Supplied records
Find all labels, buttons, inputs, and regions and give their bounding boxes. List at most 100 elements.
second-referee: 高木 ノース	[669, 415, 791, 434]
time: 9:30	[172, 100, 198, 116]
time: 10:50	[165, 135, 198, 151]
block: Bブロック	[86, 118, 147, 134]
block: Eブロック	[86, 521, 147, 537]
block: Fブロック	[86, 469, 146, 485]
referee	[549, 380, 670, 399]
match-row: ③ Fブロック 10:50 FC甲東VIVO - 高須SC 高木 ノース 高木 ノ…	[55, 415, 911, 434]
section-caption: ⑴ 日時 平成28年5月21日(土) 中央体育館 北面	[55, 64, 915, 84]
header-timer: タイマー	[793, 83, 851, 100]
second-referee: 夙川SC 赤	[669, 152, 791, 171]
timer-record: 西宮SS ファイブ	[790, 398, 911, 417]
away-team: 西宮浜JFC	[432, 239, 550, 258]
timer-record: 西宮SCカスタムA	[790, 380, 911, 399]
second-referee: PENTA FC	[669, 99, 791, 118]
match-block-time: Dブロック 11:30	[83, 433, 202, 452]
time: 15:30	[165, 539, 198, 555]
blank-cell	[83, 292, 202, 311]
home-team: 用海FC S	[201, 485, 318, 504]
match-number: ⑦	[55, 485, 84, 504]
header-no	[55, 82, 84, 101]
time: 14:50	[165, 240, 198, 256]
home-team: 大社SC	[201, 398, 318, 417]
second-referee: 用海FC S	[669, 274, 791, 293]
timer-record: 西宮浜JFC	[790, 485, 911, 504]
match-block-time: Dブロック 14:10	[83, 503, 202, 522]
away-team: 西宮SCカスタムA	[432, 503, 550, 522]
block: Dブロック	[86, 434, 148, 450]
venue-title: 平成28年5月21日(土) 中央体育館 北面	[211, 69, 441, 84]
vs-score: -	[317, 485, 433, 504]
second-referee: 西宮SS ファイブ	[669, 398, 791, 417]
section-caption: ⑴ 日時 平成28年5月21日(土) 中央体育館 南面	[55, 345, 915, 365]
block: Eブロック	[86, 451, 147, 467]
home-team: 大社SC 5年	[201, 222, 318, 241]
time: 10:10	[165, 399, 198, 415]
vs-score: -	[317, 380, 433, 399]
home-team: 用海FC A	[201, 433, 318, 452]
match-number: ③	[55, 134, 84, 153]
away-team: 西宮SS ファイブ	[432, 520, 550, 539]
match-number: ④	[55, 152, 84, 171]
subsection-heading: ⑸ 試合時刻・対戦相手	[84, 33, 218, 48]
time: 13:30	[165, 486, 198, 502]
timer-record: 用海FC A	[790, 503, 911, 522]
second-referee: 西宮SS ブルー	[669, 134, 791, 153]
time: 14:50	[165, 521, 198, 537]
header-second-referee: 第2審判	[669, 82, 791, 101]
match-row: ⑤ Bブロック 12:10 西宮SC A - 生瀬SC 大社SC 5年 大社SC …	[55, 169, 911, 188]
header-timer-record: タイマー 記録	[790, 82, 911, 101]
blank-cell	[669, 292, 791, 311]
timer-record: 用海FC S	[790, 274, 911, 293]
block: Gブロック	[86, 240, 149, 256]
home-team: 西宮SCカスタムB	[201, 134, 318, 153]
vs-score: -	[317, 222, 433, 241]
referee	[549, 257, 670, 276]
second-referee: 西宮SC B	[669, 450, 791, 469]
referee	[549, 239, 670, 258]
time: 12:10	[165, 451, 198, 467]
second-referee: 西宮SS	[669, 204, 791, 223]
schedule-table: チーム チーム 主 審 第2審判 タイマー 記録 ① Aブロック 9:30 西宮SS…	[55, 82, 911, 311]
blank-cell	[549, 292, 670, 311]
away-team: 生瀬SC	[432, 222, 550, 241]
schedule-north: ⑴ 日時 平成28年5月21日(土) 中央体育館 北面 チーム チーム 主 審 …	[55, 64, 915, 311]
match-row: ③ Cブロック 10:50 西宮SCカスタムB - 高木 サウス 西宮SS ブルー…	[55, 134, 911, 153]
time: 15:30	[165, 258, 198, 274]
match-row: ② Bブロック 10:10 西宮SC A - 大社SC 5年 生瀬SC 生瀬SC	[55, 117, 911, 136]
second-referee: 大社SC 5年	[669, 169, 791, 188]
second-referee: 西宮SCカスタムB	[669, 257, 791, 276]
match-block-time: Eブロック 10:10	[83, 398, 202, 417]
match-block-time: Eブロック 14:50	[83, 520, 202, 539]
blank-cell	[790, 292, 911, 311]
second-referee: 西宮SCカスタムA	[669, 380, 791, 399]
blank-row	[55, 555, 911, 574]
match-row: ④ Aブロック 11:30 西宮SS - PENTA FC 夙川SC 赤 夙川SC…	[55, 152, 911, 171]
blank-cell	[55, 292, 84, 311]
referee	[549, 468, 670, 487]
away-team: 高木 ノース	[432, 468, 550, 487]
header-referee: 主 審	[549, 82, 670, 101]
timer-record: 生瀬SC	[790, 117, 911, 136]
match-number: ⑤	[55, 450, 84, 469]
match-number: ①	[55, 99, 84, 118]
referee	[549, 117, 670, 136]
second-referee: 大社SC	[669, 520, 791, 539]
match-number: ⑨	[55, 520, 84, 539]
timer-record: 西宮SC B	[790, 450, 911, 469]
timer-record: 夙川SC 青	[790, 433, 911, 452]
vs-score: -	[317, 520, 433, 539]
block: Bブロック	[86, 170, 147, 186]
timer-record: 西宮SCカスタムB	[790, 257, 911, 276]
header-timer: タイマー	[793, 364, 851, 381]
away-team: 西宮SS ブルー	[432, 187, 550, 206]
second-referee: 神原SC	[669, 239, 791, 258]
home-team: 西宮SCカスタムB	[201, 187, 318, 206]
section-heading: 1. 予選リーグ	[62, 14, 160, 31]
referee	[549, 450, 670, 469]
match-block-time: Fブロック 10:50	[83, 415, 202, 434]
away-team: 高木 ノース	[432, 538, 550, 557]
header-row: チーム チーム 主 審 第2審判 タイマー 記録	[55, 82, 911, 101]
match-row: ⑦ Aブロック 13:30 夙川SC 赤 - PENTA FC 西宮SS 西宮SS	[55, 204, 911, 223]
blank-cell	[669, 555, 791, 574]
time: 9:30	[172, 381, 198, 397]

...

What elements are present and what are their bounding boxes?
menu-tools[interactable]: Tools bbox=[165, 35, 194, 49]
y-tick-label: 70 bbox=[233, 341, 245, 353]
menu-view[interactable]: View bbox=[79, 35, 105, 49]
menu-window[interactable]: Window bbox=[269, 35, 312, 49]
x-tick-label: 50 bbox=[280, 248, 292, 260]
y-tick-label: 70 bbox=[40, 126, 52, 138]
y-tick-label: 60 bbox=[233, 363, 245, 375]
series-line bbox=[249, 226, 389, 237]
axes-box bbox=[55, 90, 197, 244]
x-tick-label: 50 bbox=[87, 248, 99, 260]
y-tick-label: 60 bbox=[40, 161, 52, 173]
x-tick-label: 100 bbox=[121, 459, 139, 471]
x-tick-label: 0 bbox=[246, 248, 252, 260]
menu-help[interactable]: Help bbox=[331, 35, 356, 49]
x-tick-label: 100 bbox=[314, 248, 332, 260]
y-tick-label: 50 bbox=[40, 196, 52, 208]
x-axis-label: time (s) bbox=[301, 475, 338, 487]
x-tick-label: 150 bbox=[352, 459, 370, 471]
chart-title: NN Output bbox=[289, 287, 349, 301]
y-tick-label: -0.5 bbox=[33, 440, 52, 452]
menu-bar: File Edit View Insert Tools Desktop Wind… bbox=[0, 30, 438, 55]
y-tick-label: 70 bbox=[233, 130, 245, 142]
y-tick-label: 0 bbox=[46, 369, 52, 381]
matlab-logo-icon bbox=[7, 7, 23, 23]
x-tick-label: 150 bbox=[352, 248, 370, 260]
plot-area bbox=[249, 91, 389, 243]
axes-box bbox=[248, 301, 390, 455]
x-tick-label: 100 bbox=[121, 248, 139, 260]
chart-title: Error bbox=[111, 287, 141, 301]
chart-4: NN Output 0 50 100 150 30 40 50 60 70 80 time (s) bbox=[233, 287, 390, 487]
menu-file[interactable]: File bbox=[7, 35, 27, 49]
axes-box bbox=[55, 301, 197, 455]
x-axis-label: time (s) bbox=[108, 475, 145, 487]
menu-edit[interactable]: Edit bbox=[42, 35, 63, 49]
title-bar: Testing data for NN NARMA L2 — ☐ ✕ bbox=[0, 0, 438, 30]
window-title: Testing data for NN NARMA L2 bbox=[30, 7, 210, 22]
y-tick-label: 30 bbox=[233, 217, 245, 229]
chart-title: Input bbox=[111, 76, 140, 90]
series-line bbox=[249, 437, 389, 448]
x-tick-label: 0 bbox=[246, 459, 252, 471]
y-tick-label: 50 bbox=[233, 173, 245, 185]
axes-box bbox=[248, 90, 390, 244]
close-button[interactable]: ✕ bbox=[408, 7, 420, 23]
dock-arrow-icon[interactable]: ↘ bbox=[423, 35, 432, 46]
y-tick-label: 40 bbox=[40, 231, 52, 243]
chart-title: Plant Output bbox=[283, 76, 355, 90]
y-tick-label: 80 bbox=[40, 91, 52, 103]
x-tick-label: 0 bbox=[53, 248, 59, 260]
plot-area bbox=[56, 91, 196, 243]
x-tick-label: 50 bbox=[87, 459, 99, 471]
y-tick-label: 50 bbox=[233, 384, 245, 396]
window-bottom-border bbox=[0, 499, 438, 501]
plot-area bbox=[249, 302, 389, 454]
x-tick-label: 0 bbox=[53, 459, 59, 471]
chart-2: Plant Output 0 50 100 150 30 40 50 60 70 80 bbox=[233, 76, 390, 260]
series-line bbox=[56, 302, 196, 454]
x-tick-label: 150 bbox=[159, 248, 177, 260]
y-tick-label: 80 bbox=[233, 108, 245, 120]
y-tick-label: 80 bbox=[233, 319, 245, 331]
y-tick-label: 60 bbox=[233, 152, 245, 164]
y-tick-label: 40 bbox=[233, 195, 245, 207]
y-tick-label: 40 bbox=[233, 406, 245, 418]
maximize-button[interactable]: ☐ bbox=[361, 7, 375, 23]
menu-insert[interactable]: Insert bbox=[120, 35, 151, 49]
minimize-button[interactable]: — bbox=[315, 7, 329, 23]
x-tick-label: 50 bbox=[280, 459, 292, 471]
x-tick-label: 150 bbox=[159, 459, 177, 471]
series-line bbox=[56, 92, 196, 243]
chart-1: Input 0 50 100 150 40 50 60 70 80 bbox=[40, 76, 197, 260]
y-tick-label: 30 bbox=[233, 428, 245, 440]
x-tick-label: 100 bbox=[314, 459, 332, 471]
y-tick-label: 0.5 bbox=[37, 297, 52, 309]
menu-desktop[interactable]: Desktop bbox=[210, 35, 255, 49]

Goal
Put the items above into a Markdown table with the columns Row and Line, numbering each line and leaving out blank lines. Begin at the line that has "What elements are" and stop after the line that has "matlab-logo-icon bbox=[7, 7, 23, 23]".

Output below
| Row | Line |
|---|---|
| 1 | What elements are present and what are their bounding boxes? |
| 2 | menu-tools[interactable]: Tools bbox=[165, 35, 194, 49] |
| 3 | y-tick-label: 70 bbox=[233, 341, 245, 353] |
| 4 | menu-view[interactable]: View bbox=[79, 35, 105, 49] |
| 5 | menu-window[interactable]: Window bbox=[269, 35, 312, 49] |
| 6 | x-tick-label: 50 bbox=[280, 248, 292, 260] |
| 7 | y-tick-label: 70 bbox=[40, 126, 52, 138] |
| 8 | y-tick-label: 60 bbox=[233, 363, 245, 375] |
| 9 | series-line bbox=[249, 226, 389, 237] |
| 10 | axes-box bbox=[55, 90, 197, 244] |
| 11 | x-tick-label: 50 bbox=[87, 248, 99, 260] |
| 12 | y-tick-label: 60 bbox=[40, 161, 52, 173] |
| 13 | x-tick-label: 100 bbox=[121, 459, 139, 471] |
| 14 | x-tick-label: 0 bbox=[246, 248, 252, 260] |
| 15 | menu-help[interactable]: Help bbox=[331, 35, 356, 49] |
| 16 | x-tick-label: 100 bbox=[314, 248, 332, 260] |
| 17 | y-tick-label: 50 bbox=[40, 196, 52, 208] |
| 18 | x-axis-label: time (s) bbox=[301, 475, 338, 487] |
| 19 | x-tick-label: 150 bbox=[352, 459, 370, 471] |
| 20 | chart-title: NN Output bbox=[289, 287, 349, 301] |
| 21 | y-tick-label: -0.5 bbox=[33, 440, 52, 452] |
| 22 | menu-bar: File Edit View Insert Tools Desktop Wind… bbox=[0, 30, 438, 55] |
| 23 | y-tick-label: 70 bbox=[233, 130, 245, 142] |
| 24 | y-tick-label: 0 bbox=[46, 369, 52, 381] |
| 25 | matlab-logo-icon bbox=[7, 7, 23, 23] |